## [Exercise goal]
Every line that contains the word "name" should be copied.

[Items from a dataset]
↓↓↓

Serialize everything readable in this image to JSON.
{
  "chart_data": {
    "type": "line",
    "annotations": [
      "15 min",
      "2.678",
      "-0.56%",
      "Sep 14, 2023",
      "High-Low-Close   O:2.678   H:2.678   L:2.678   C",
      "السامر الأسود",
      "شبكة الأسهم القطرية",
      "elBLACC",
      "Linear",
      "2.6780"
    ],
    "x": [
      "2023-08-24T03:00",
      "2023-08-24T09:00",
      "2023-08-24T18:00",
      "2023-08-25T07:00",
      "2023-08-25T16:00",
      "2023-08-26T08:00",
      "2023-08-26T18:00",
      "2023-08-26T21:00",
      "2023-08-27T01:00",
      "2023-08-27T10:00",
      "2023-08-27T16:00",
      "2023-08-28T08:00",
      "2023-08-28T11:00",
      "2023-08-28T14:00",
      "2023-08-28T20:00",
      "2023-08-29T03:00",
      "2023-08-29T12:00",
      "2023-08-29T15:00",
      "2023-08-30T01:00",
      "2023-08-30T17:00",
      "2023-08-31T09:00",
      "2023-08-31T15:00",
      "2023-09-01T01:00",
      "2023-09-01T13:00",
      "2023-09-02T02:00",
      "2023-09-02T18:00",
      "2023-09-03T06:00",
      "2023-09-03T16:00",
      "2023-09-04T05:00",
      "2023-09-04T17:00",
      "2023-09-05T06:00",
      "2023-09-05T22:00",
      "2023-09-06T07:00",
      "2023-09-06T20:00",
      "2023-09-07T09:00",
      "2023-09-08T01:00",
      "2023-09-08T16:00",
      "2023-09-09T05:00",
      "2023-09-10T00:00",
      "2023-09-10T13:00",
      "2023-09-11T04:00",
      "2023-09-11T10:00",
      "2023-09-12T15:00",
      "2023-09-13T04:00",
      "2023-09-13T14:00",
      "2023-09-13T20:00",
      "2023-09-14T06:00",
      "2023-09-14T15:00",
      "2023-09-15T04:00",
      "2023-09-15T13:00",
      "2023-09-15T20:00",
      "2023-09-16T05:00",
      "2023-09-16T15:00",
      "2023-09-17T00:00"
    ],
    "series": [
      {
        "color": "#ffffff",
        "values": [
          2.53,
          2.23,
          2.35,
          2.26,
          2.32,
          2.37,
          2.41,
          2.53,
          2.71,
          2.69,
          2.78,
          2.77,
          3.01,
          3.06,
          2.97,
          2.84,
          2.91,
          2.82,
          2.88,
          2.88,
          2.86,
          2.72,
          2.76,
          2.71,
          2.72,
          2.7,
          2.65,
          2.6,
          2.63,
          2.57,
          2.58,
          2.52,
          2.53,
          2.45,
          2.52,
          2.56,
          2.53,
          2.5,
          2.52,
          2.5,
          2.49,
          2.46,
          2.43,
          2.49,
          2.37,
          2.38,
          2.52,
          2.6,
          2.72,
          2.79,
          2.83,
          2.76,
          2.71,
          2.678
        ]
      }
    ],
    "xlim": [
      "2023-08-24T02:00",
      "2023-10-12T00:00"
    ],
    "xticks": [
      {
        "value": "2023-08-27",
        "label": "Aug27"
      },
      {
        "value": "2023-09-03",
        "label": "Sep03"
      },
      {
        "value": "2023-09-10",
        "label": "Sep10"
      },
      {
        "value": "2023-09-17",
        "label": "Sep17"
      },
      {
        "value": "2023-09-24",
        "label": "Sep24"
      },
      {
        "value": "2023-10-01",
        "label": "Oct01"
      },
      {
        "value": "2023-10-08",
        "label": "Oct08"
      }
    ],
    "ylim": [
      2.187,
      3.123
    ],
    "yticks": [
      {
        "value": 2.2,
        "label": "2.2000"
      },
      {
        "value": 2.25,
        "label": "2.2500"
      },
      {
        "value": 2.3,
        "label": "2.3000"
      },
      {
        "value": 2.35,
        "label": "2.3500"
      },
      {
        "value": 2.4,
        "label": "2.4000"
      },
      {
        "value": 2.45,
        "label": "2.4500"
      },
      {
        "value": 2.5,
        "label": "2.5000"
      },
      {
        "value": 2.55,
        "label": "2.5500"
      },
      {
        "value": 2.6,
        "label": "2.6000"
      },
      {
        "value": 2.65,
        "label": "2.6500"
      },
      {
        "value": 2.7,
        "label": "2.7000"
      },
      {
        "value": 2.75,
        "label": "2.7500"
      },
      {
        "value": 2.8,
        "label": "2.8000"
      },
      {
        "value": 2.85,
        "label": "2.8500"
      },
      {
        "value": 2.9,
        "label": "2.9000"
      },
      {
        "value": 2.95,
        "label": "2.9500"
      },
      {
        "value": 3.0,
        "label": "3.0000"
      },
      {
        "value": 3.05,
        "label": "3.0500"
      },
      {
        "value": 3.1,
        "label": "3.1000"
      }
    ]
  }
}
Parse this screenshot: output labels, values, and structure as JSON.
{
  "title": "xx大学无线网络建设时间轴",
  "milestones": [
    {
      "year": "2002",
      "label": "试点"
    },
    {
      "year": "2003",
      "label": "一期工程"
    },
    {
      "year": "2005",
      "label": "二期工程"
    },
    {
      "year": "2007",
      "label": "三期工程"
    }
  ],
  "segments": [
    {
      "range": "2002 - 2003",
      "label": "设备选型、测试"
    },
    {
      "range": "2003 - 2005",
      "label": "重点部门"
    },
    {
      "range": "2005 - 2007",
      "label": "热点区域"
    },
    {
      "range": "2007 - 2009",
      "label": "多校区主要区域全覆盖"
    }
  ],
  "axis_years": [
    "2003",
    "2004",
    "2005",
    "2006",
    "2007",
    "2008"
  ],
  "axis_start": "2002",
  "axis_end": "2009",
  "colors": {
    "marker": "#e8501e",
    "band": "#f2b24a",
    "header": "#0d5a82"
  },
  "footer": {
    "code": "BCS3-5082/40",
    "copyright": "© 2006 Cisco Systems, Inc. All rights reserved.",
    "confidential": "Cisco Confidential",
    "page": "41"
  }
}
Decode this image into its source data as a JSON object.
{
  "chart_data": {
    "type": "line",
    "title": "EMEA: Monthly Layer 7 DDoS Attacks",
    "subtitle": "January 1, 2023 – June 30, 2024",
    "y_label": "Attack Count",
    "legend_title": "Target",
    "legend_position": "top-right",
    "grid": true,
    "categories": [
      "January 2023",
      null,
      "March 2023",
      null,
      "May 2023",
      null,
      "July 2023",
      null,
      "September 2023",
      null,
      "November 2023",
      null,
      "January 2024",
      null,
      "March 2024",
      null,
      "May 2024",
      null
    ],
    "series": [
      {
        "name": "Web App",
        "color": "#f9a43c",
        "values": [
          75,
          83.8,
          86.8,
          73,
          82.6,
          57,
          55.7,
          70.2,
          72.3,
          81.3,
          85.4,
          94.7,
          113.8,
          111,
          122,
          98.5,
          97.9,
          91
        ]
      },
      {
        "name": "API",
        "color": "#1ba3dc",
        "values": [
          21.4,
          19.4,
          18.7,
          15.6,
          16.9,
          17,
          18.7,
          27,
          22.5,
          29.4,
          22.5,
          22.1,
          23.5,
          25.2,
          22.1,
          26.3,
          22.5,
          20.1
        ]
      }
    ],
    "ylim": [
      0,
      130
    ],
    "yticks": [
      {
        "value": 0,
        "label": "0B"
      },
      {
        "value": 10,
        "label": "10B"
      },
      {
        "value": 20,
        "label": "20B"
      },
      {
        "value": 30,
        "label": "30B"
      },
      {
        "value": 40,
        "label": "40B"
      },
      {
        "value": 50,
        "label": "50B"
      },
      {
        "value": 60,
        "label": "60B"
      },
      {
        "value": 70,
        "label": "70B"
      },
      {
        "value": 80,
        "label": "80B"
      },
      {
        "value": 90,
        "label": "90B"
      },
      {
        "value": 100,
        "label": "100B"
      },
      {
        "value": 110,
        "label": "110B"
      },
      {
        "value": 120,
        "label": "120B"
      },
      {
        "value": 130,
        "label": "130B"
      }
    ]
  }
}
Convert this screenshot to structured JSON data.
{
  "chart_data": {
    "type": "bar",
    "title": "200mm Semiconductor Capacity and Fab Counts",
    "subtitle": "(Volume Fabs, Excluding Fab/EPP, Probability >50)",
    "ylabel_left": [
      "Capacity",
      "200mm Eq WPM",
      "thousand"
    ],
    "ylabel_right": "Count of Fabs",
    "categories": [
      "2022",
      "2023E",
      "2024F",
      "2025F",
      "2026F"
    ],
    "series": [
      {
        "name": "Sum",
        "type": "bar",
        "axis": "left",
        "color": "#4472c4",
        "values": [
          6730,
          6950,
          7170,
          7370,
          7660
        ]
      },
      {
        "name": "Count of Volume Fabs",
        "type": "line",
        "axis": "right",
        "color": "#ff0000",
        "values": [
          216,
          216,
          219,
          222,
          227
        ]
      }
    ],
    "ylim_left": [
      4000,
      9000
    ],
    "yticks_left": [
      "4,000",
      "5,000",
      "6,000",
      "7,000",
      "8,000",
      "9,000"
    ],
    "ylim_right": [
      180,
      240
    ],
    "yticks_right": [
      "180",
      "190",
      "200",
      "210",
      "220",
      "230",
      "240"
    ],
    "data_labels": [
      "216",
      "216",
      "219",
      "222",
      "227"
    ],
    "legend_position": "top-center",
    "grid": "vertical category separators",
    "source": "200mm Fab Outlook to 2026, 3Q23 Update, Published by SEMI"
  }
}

↑↑↑

## [Exercise result]
        "name": "Web App",
        "name": "API",
        "name": "Sum",
        "name": "Count of Volume Fabs",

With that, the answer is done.